§ EXERCISE BRIEF:
Extract every line where the string "сфере" appears.

§ SUPPLIED MATERIAL:
— START —

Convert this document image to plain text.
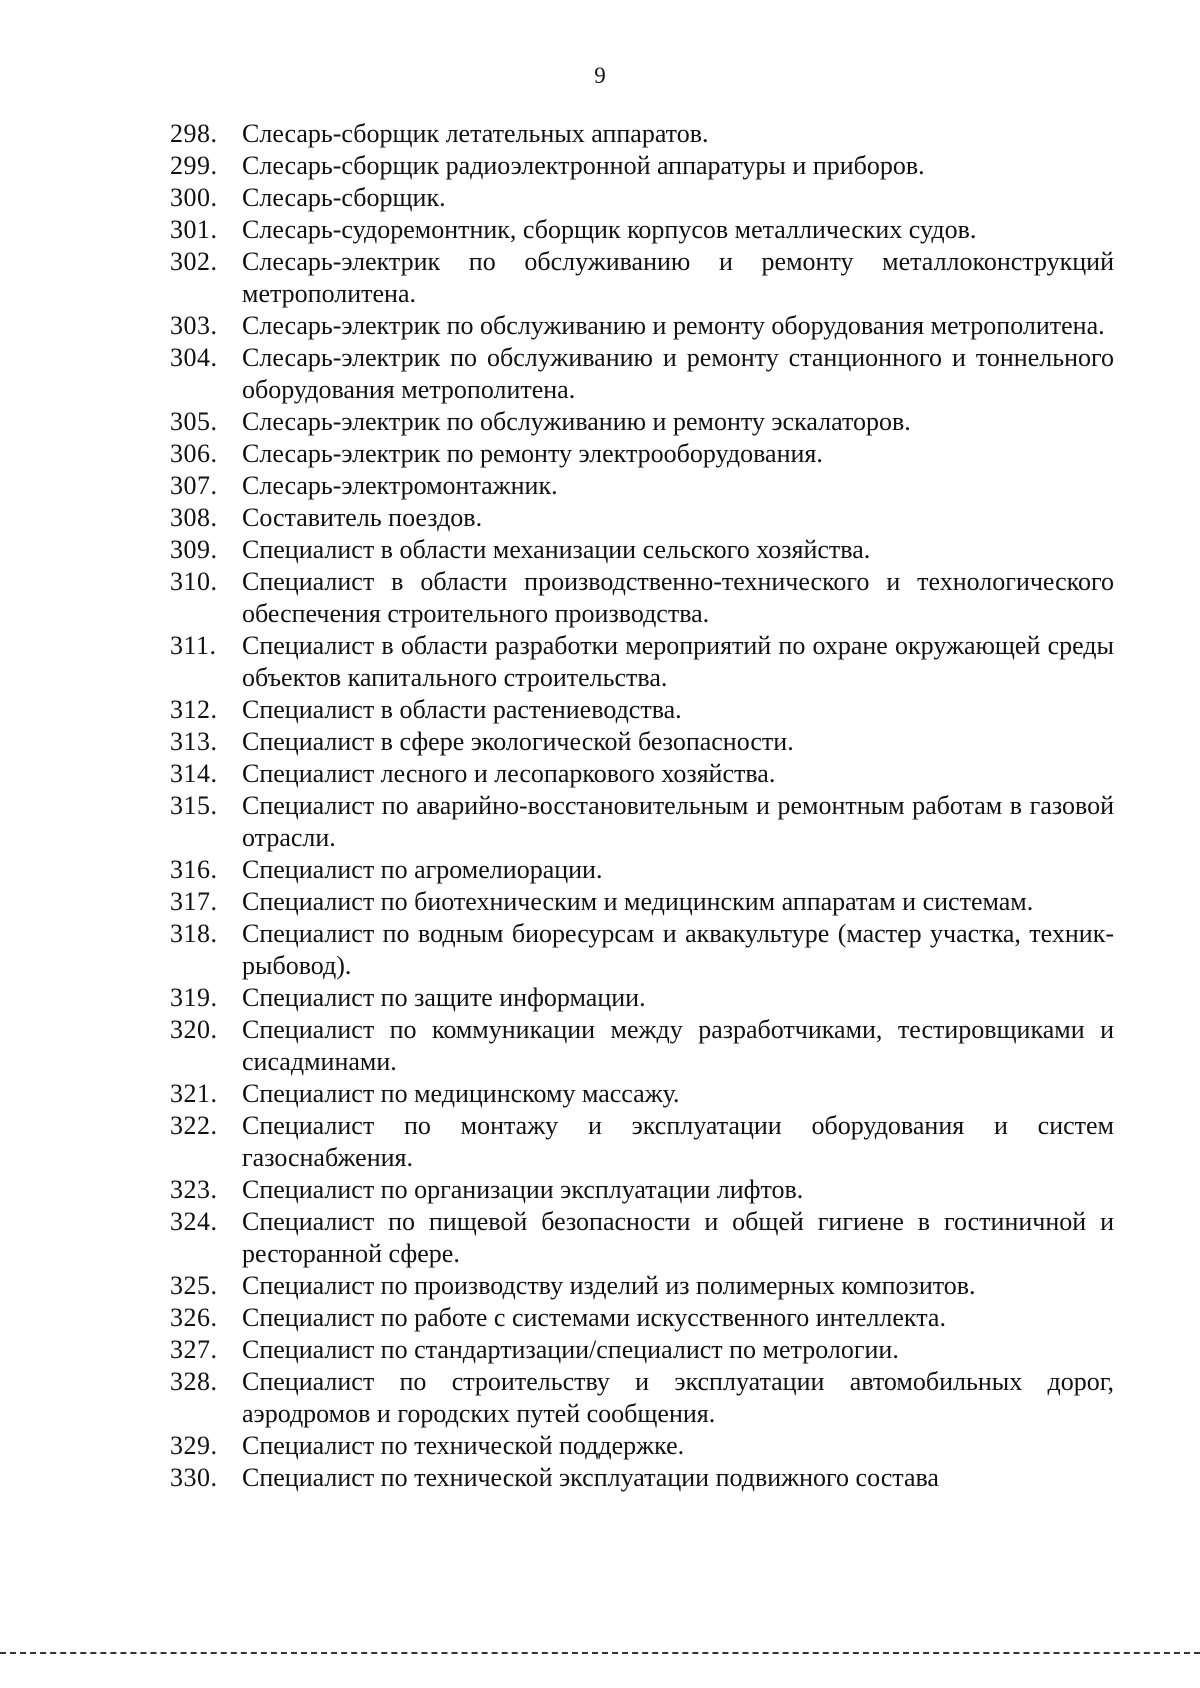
9
298. Слесарь-сборщик летательных аппаратов.
299. Слесарь-сборщик радиоэлектронной аппаратуры и приборов.
300. Слесарь-сборщик.
301. Слесарь-судоремонтник, сборщик корпусов металлических судов.
302. Слесарь-электрик по обслуживанию и ремонту металлоконструкций метрополитена.
303. Слесарь-электрик по обслуживанию и ремонту оборудования метрополитена.
304. Слесарь-электрик по обслуживанию и ремонту станционного и тоннельного оборудования метрополитена.
305. Слесарь-электрик по обслуживанию и ремонту эскалаторов.
306. Слесарь-электрик по ремонту электрооборудования.
307. Слесарь-электромонтажник.
308. Составитель поездов.
309. Специалист в области механизации сельского хозяйства.
310. Специалист в области производственно-технического и технологического обеспечения строительного производства.
311. Специалист в области разработки мероприятий по охране окружающей среды объектов капитального строительства.
312. Специалист в области растениеводства.
313. Специалист в сфере экологической безопасности.
314. Специалист лесного и лесопаркового хозяйства.
315. Специалист по аварийно-восстановительным и ремонтным работам в газовой отрасли.
316. Специалист по агромелиорации.
317. Специалист по биотехническим и медицинским аппаратам и системам.
318. Специалист по водным биоресурсам и аквакультуре (мастер участка, техник-рыбовод).
319. Специалист по защите информации.
320. Специалист по коммуникации между разработчиками, тестировщиками и сисадминами.
321. Специалист по медицинскому массажу.
322. Специалист по монтажу и эксплуатации оборудования и систем газоснабжения.
323. Специалист по организации эксплуатации лифтов.
324. Специалист по пищевой безопасности и общей гигиене в гостиничной и ресторанной сфере.
325. Специалист по производству изделий из полимерных композитов.
326. Специалист по работе с системами искусственного интеллекта.
327. Специалист по стандартизации/специалист по метрологии.
328. Специалист по строительству и эксплуатации автомобильных дорог, аэродромов и городских путей сообщения.
329. Специалист по технической поддержке.
330. Специалист по технической эксплуатации подвижного состава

— END —

§ TASK RESULT:
313. Специалист в сфере экологической безопасности.
324. Специалист по пищевой безопасности и общей гигиене в гостиничной и ресторанной сфере.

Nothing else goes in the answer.